Prelude to the “Sixties!”


To say the sixties were turbulent years would certainly be an understatement on anyone’s part. But the preceeding years and decades left an ominous effect that could only lend fuel to that turbulence about to erupt! Having grown up in the post WWII shadow and then Korea, I lived with a feeling of being protected from something I didn’t understand. “It” was never talked about. And, it didn’t require much perception on my part to know that I was not to ask questions about “it.” “It” was simply never talked about under any circumstances! “It” simply existed and permeated every aspect of my/our life.

Along with “it” there were other little signs that there was something out there that I as a child should fear. Again, here too, I felt I was being shielded from that knowledge. Whatever these things were, the adults around me seemed preoccupied with them. It was the men who seemed most affected. Many of them had haunted looks in their eyes. There seemed to be a rage just below the surface in them that had to be contained at all cost. Most were quiet all the time until they got together with their “buddies.” But it wasn’t just the men. There was something about the women too. It was almost as if they all carried around a heavy burden no one discussed. Looking back, I am not sure even they could have predicted what was to come or told any of us about what had passed before.

There was also something almost like an obsession with the security of a home and with making sure there was plenty food in the house. Family and home life were very important. The men all worked at jobs and the women stayed home and took care of and ran the home when the dad was at work. But, dad’s law was final!

Besides working and providing for the home that way, many had gardens. Foods were canned and frozen that were grown in our own garden. Like my family, many had huge freezers to store bread, milk, and other food items. Waste was not allowed in any fashion. You never took more than you could eat; but, you generally always could eat as much as you wanted as long as you weren’t gluttonous.

There were six kids in my family. So that made it necessary for us to be more frugal. Mom made many of our clothes. Often they were made from the bags, “feed bags,” that were used to store feed for the animals at my grandfathers farm. Little was wasted. When one of us out grew our clothes, they were passed down or given to someone else for use. Often others gave us their “hand-me-downs.” When you came home from school, you immediately changed out of your school clothes and put on play clothes.

Then you did your homework before you were allowed to play. Supper was always around 4:30 p.m. and at about 7:00 p.m. you took your bath and prepared for bed. Bedtime was always at 8:00p.m.. Later it was changed to 9:00p.m. because we were older. In High School, it was in the house by 10:00 if on a date. Otherwise the rule, “everyone inside at dark,” was always in effect until we were old enough to be at a friends house for homework after dark. But, even then, we had to get permission from our parents and the friend’s parents. Breakfast and lunch were also at set times. You ate what was served or did without. You miss a meal or were late and depending on the circumstances, you might do without.

Though these rules might seem harsh, they weren’t. I always knew what was expected. Parents were parents and kids were kids. You did your chores. You didn’t interrupt adults. You didn’t talk back. Everything had a very defined consequence. School was the same way. You lost a privilege, got sent to your room or a spanking, depending on the severity of the offense! Having rules clearly defined with consequences removed many uncertainties from our lives. They made the “it” in the shadows seem smaller!

Labeled box records
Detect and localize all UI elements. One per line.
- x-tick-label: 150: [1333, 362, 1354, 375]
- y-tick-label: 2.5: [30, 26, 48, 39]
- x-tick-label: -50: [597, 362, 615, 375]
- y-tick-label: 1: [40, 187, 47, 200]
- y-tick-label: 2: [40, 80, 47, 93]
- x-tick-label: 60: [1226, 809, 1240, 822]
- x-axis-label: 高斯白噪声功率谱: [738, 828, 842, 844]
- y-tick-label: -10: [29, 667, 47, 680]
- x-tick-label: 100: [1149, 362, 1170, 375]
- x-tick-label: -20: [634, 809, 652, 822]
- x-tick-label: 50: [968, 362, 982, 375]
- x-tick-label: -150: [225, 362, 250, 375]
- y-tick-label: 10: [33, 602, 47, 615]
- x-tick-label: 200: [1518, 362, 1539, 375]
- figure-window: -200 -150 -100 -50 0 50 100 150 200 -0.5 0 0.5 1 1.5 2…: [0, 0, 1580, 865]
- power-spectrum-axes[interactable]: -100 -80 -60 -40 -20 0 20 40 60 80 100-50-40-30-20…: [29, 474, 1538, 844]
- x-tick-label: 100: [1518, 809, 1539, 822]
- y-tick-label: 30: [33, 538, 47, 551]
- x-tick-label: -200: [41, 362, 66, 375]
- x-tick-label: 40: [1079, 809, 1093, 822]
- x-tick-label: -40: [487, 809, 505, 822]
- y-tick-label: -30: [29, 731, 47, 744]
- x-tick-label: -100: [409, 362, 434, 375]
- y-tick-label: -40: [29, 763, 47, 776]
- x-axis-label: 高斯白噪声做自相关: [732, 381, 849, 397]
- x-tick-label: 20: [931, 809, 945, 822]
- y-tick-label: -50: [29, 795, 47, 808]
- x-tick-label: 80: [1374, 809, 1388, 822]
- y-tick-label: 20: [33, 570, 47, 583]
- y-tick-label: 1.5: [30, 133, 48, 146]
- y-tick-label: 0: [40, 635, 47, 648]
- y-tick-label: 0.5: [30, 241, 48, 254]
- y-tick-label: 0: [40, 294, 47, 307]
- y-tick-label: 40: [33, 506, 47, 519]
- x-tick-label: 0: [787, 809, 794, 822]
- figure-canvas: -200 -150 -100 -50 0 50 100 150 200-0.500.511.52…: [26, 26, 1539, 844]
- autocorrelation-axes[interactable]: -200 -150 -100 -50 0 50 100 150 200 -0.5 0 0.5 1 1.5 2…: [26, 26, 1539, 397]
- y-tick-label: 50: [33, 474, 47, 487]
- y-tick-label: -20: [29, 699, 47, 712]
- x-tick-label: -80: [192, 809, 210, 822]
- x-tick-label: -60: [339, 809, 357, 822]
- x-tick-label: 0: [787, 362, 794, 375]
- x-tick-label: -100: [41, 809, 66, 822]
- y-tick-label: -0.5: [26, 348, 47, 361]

### Task
Reproduce the passage of the childhood memoir between "Besides working and" and "on play clothes.", inclusive.

### Task response
Besides working and providing for the home that way, many had gardens. Foods were canned and frozen that were grown in our own garden. Like my family, many had huge freezers to store bread, milk, and other food items. Waste was not allowed in any fashion. You never took more than you could eat; but, you generally always could eat as much as you wanted as long as you weren’t gluttonous.

There were six kids in my family. So that made it necessary for us to be more frugal. Mom made many of our clothes. Often they were made from the bags, “feed bags,” that were used to store feed for the animals at my grandfathers farm. Little was wasted. When one of us out grew our clothes, they were passed down or given to someone else for use. Often others gave us their “hand-me-downs.” When you came home from school, you immediately changed out of your school clothes and put on play clothes.